Stored data
%%

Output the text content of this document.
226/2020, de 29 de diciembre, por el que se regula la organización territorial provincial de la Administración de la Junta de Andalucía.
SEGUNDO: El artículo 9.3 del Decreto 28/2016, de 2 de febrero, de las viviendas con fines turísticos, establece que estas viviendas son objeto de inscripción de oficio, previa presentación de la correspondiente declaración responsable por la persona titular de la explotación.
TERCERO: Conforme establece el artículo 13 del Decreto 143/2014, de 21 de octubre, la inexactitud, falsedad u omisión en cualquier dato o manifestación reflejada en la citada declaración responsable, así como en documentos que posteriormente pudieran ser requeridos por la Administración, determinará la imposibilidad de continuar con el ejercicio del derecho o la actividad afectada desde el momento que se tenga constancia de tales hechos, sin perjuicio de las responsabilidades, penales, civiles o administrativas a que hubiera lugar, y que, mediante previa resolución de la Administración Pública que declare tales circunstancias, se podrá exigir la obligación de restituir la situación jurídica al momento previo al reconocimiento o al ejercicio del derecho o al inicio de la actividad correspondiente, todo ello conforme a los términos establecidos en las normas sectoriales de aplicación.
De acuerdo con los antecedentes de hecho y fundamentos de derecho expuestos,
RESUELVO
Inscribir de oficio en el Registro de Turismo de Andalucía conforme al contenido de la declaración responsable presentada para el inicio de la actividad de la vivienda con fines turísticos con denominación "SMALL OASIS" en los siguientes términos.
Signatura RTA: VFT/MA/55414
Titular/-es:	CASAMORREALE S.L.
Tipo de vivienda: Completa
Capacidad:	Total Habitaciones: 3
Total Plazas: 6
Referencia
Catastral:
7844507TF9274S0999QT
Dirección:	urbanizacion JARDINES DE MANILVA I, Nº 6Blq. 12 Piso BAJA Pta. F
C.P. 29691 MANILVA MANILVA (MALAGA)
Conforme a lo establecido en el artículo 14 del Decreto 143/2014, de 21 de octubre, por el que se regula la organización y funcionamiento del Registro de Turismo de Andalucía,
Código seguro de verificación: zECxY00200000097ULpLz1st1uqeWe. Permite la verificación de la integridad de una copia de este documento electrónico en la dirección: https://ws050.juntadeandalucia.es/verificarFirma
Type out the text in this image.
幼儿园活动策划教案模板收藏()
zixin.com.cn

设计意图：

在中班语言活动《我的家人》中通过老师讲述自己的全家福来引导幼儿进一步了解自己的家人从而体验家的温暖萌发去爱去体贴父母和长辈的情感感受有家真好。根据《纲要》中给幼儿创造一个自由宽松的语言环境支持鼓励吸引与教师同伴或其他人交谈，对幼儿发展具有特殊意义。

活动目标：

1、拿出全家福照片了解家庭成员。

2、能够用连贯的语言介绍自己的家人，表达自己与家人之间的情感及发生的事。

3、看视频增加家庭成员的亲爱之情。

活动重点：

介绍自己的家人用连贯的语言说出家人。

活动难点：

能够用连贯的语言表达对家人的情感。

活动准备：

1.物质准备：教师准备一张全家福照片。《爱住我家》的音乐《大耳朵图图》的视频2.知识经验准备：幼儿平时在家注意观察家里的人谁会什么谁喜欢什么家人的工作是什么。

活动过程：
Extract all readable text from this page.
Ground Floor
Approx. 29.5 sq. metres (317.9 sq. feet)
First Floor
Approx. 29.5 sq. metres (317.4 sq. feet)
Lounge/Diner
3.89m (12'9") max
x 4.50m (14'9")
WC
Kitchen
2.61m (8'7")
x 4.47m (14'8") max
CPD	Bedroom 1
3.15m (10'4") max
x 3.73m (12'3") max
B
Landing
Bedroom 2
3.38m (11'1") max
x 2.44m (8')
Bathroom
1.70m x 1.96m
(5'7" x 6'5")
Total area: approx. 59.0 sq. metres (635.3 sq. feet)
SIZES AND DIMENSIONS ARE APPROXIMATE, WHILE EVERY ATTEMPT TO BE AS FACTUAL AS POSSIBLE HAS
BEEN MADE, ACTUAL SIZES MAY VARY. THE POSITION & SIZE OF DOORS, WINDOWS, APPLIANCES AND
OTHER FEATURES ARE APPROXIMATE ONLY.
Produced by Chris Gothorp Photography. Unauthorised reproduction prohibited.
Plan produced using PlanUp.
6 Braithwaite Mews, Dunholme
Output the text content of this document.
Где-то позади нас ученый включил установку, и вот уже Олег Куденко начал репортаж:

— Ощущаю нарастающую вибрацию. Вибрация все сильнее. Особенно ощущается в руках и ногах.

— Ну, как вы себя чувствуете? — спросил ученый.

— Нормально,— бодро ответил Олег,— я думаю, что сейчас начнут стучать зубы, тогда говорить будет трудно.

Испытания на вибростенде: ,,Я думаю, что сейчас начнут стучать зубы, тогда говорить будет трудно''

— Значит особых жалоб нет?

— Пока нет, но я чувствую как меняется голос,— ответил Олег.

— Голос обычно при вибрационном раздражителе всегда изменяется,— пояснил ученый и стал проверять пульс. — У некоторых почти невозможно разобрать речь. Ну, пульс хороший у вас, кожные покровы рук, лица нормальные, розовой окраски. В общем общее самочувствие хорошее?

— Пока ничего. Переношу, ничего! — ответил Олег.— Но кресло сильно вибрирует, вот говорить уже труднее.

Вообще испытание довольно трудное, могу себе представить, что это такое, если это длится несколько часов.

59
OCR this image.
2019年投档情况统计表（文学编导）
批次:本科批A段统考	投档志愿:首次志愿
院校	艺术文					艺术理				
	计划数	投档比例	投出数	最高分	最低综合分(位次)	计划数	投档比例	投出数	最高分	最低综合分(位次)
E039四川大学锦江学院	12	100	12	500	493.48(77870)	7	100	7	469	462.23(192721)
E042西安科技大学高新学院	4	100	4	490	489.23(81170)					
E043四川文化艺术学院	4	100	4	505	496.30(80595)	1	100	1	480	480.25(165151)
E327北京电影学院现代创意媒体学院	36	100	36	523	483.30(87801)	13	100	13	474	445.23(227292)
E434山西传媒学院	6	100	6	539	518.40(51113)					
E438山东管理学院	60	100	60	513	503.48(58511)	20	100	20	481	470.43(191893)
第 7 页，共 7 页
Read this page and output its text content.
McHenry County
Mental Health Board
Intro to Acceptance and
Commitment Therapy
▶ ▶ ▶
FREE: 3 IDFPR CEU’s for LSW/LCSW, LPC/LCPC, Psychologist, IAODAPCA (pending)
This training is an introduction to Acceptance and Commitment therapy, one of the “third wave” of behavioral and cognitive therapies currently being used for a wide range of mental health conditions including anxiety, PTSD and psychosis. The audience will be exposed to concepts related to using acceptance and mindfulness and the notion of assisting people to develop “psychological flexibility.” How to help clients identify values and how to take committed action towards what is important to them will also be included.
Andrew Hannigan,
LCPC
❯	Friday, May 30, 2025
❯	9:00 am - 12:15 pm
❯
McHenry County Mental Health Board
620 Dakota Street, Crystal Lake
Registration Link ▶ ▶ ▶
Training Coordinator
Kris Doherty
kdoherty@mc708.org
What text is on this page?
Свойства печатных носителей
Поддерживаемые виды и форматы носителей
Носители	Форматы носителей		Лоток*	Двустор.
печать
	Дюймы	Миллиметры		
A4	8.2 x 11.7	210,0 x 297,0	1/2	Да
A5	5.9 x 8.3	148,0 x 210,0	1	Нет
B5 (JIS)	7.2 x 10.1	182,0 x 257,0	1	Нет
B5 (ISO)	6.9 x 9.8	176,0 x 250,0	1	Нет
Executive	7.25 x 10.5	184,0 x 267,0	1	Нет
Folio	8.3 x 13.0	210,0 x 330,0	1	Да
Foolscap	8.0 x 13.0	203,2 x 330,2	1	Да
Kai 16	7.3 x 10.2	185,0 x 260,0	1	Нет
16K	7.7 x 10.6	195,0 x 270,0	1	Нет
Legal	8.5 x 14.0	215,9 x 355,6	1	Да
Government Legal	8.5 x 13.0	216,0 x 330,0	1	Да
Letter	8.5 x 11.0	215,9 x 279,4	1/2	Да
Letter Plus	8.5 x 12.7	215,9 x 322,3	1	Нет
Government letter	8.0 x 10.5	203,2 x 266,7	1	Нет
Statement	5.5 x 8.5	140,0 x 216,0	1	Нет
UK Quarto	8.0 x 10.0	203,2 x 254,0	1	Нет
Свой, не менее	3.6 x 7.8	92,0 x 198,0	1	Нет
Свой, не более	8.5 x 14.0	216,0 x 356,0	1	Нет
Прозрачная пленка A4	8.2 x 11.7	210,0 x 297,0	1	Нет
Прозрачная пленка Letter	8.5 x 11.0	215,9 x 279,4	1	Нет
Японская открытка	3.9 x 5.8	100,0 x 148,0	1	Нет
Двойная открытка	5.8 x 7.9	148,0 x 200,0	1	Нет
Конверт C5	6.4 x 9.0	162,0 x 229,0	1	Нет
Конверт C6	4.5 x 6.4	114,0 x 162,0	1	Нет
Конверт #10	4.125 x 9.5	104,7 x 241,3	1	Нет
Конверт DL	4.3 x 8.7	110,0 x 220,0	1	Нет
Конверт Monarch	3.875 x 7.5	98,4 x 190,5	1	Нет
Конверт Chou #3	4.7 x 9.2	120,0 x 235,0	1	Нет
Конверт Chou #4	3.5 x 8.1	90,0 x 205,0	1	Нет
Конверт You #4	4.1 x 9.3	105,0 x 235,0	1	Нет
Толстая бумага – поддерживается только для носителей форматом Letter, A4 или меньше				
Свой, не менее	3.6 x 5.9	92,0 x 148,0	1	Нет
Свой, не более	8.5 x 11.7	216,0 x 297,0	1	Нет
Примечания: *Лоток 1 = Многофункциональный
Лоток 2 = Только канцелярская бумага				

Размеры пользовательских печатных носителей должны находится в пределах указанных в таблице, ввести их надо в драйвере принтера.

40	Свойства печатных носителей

%%

Count how many lines of the material hold the string "organización". Give the number and nothing more.

2